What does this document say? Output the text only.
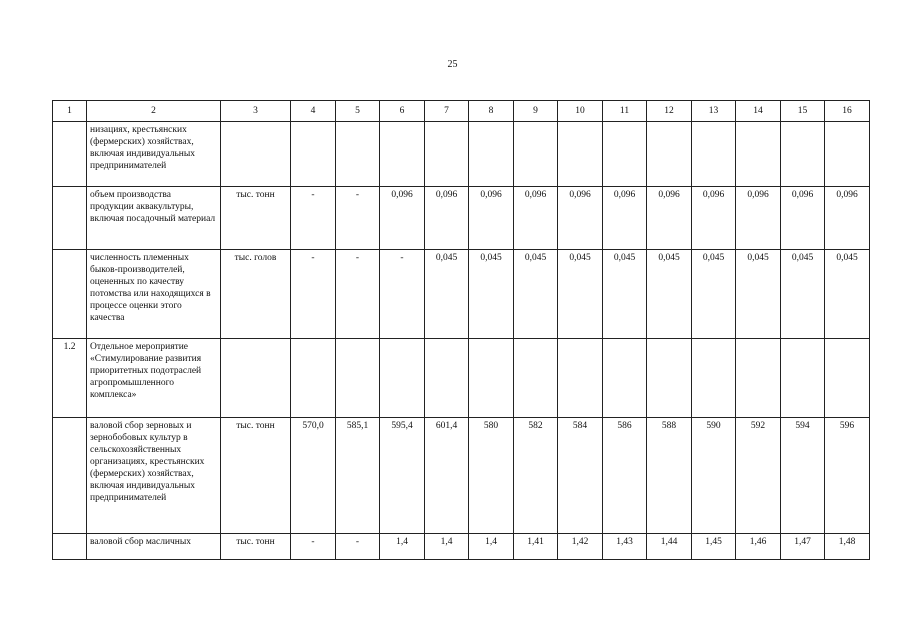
25
1	2	3	4	5	6	7	8	9	10	11	12	13	14	15	16
	низациях, крестьянских (фермерских) хозяйствах, включая индивидуальных предпринимателей														
	объем производства продукции аквакультуры, включая посадочный материал	тыс. тонн	-	-	0,096	0,096	0,096	0,096	0,096	0,096	0,096	0,096	0,096	0,096	0,096
	численность племенных быков-производителей, оцененных по качеству потомства или находящихся в процессе оценки этого качества	тыс. голов	-	-	-	0,045	0,045	0,045	0,045	0,045	0,045	0,045	0,045	0,045	0,045
1.2	Отдельное мероприятие «Стимулирование развития приоритетных подотраслей агропромышленного комплекса»														
	валовой сбор зерновых и зернобобовых культур в сельскохозяйственных организациях, крестьянских (фермерских) хозяйствах, включая индивидуальных предпринимателей	тыс. тонн	570,0	585,1	595,4	601,4	580	582	584	586	588	590	592	594	596
	валовой сбор масличных	тыс. тонн	-	-	1,4	1,4	1,4	1,41	1,42	1,43	1,44	1,45	1,46	1,47	1,48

□ □ □ □ □

## Task
Reproduce each line of the entries in which the word "фермерских" is found.

## Result of this exercise
	низациях, крестьянских (фермерских) хозяйствах, включая индивидуальных предпринимателей														
	валовой сбор зерновых и зернобобовых культур в сельскохозяйственных организациях, крестьянских (фермерских) хозяйствах, включая индивидуальных предпринимателей	тыс. тонн	570,0	585,1	595,4	601,4	580	582	584	586	588	590	592	594	596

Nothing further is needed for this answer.